Problem: Quote every line below exactly and skip any picture.
● ● ● ●
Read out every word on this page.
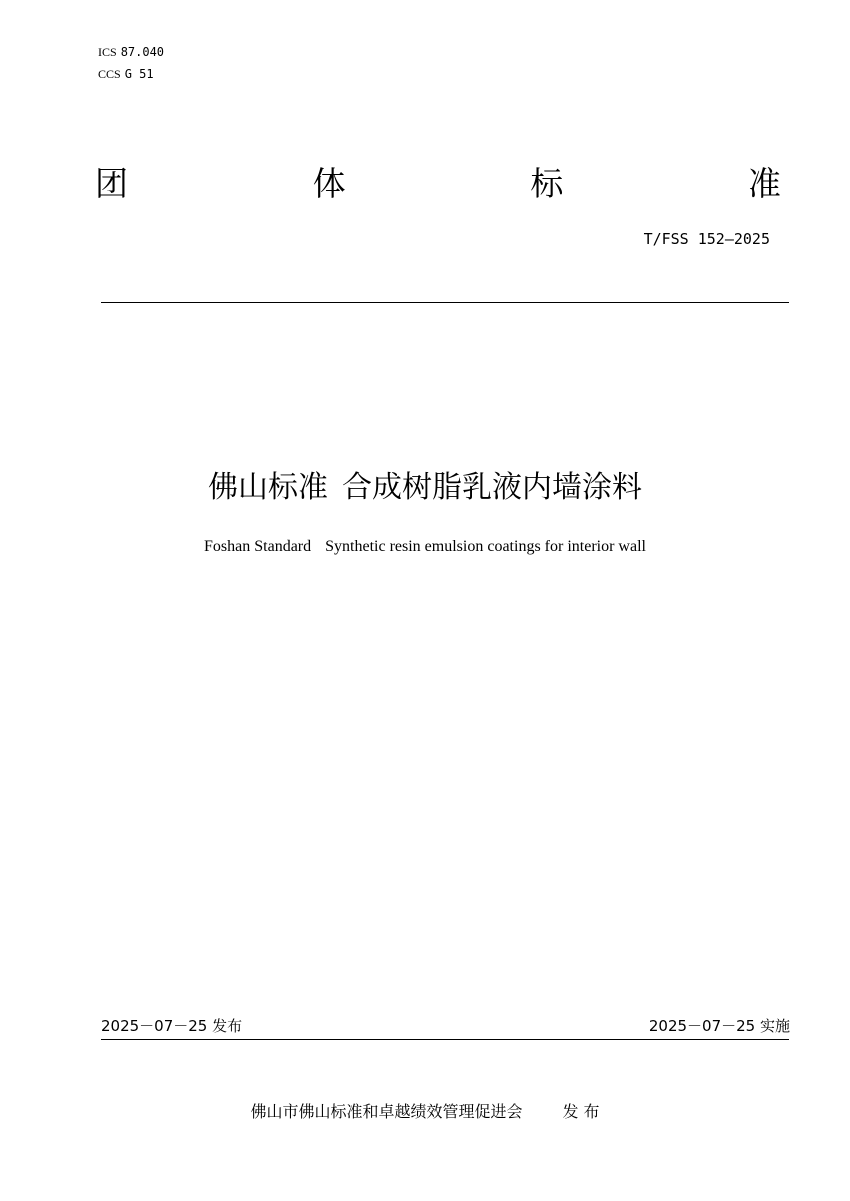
ICS 87.040
CCS G 51
团	体	标	准
T/FSS 152—2025
佛山标准 合成树脂乳液内墙涂料
Foshan Standard Synthetic resin emulsion coatings for interior wall
2025－07－25 发布	2025－07－25 实施
佛山市佛山标准和卓越绩效管理促进会	发 布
● ● ● ●
Exercise solution:
Read out every word on this page.
ICS 87.040
CCS G 51
团	体	标	准
T/FSS 152—2025
佛山标准 合成树脂乳液内墙涂料
Foshan Standard Synthetic resin emulsion coatings for interior wall
2025－07－25 发布	2025－07－25 实施
佛山市佛山标准和卓越绩效管理促进会	发 布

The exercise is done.